Stated task:
Check each line of the records below and collect those holding "Longitude".

Record extracts:
________________________

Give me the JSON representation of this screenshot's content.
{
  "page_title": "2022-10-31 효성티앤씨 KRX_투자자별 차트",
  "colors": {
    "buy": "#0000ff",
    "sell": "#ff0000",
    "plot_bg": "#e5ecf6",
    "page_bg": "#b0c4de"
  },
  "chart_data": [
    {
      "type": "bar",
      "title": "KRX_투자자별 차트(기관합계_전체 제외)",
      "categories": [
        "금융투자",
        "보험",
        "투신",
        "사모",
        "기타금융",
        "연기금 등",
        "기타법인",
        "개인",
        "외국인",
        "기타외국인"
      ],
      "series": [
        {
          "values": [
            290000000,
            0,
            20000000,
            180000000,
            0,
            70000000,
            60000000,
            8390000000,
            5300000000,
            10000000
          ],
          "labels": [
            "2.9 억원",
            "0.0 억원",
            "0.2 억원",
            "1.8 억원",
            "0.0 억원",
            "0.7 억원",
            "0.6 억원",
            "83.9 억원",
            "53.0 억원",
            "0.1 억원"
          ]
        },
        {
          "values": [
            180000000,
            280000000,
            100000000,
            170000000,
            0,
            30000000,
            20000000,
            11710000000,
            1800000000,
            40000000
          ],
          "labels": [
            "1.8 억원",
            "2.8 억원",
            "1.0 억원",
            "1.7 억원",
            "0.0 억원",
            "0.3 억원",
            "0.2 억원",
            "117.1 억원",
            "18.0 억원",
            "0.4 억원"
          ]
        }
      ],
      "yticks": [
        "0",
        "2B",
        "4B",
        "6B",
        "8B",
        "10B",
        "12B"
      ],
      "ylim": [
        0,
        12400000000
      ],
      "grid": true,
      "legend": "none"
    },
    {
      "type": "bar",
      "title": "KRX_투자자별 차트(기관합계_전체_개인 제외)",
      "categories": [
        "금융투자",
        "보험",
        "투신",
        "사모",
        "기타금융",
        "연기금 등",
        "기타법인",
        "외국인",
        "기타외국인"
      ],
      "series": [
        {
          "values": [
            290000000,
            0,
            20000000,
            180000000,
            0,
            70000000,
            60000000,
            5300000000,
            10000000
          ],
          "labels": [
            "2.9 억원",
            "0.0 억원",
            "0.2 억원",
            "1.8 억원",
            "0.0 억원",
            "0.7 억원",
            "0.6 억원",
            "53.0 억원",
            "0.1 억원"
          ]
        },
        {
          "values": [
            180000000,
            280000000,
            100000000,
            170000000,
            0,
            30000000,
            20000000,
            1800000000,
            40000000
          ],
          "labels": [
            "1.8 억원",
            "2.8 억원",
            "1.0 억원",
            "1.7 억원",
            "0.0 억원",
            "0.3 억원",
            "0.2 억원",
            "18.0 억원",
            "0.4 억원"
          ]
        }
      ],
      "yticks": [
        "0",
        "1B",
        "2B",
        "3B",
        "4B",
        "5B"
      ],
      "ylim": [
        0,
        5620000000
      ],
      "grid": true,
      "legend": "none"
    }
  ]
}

________________________

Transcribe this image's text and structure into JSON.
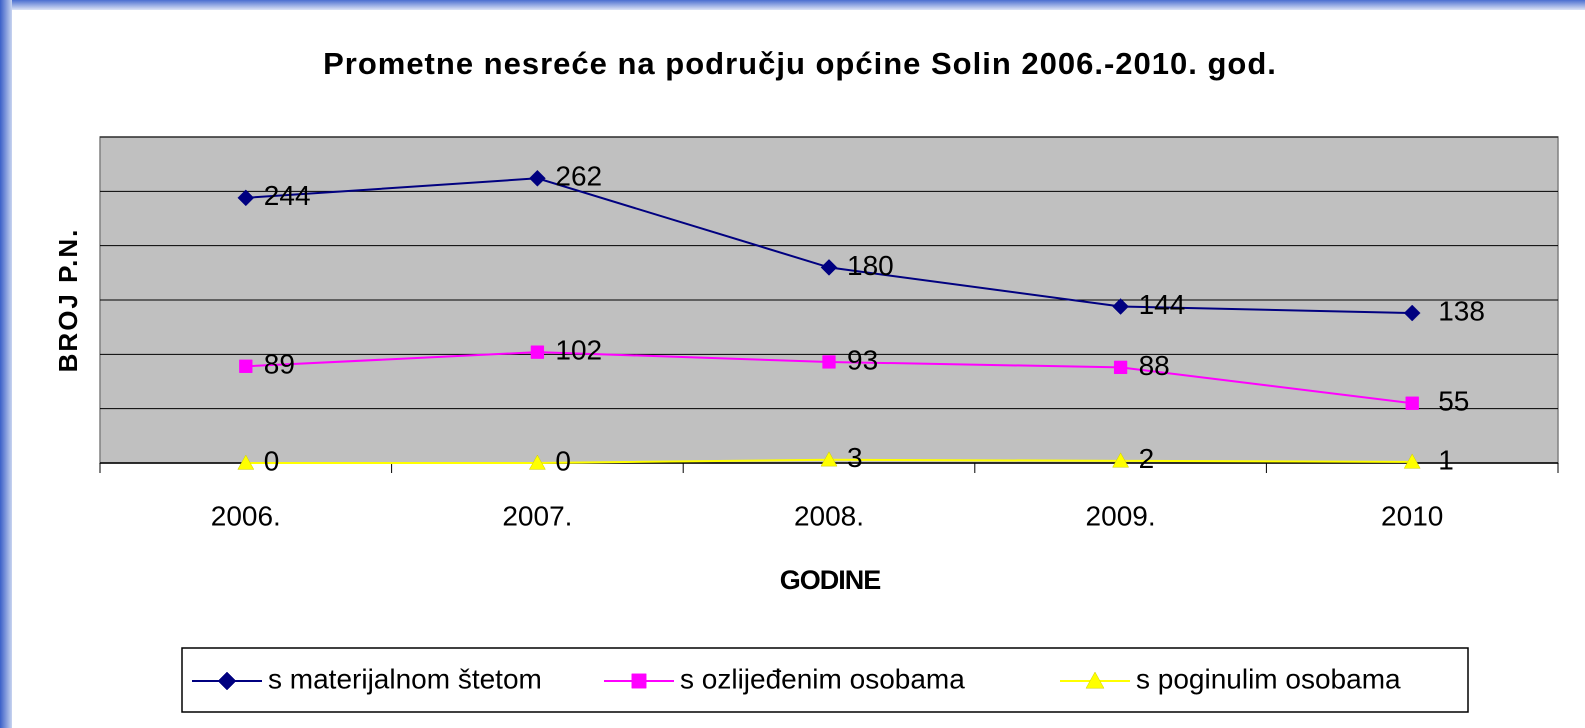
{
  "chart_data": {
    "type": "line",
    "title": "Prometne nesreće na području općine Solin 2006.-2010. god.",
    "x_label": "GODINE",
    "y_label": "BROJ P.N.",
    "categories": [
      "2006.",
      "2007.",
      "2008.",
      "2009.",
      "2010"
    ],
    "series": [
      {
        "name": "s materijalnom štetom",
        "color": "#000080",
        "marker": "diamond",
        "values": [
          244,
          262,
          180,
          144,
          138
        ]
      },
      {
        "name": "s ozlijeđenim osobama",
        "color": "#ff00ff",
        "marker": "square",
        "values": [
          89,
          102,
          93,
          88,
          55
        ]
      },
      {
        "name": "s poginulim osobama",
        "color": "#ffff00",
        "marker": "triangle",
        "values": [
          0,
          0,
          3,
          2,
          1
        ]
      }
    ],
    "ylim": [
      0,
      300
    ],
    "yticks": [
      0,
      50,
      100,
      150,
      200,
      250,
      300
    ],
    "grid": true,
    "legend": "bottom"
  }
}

________________________

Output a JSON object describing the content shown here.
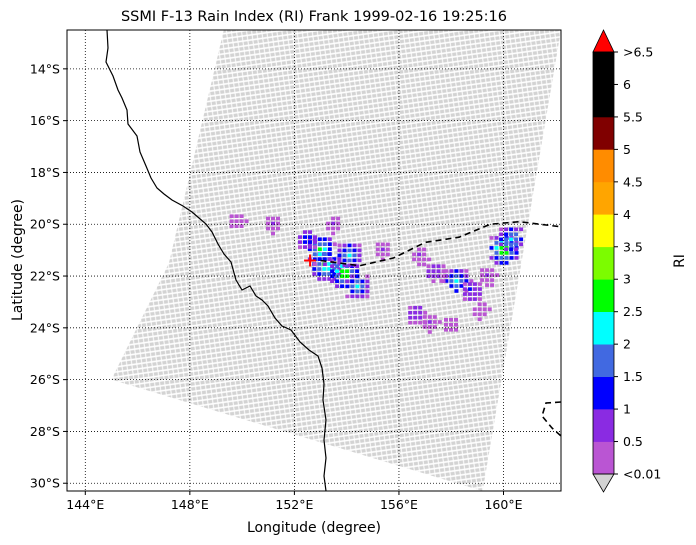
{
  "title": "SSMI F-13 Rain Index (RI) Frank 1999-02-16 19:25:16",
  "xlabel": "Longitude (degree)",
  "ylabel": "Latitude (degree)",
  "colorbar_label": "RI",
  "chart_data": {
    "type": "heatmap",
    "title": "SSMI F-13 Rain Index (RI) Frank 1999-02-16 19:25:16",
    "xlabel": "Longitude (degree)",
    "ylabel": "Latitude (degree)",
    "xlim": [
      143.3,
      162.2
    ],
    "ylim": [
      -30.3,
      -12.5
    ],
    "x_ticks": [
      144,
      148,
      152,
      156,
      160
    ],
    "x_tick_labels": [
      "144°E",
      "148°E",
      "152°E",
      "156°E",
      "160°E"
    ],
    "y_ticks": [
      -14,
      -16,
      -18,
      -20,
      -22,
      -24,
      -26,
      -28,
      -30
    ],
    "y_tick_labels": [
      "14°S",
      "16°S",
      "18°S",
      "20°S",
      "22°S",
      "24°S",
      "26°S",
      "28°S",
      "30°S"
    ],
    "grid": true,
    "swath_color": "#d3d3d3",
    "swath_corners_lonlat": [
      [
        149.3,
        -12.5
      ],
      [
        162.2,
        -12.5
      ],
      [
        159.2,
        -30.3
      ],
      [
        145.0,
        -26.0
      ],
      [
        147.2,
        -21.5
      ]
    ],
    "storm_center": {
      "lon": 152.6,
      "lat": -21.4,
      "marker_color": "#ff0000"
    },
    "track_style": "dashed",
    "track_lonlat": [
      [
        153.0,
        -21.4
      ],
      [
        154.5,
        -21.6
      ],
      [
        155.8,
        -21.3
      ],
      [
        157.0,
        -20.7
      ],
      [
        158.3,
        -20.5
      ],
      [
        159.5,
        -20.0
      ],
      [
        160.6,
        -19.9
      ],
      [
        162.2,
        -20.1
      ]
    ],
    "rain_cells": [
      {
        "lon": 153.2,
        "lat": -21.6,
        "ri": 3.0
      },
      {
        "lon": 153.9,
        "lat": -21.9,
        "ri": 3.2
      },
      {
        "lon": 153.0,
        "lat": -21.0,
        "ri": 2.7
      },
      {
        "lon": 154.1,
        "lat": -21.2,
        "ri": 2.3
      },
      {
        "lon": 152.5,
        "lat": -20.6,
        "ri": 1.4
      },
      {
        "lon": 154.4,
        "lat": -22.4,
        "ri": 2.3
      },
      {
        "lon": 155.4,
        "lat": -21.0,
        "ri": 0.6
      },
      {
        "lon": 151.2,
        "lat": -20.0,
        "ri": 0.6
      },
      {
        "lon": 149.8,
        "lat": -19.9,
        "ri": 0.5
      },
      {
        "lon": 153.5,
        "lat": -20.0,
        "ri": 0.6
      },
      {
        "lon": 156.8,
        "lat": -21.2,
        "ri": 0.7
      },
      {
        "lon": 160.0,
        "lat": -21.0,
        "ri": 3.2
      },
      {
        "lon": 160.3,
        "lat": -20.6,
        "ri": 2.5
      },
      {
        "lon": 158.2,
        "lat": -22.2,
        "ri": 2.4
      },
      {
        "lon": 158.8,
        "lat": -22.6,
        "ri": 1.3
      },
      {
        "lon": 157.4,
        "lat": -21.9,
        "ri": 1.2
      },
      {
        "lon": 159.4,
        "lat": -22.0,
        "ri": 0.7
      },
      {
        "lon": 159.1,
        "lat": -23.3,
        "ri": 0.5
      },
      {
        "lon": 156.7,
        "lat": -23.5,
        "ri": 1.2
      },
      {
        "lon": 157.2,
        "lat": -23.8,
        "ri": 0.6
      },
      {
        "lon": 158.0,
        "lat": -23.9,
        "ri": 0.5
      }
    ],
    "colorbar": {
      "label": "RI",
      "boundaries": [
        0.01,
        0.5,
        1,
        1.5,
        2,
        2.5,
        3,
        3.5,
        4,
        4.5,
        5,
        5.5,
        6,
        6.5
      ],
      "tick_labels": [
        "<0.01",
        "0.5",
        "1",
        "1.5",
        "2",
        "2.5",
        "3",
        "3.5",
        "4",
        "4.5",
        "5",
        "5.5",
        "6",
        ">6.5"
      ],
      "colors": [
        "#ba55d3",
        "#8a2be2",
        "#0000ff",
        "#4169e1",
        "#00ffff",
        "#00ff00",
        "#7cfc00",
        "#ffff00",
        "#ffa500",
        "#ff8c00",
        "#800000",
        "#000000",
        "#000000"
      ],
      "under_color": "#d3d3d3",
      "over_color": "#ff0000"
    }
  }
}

________________________

Task answer:
  "xlabel": "Longitude (degree)",
    "xlabel": "Longitude (degree)",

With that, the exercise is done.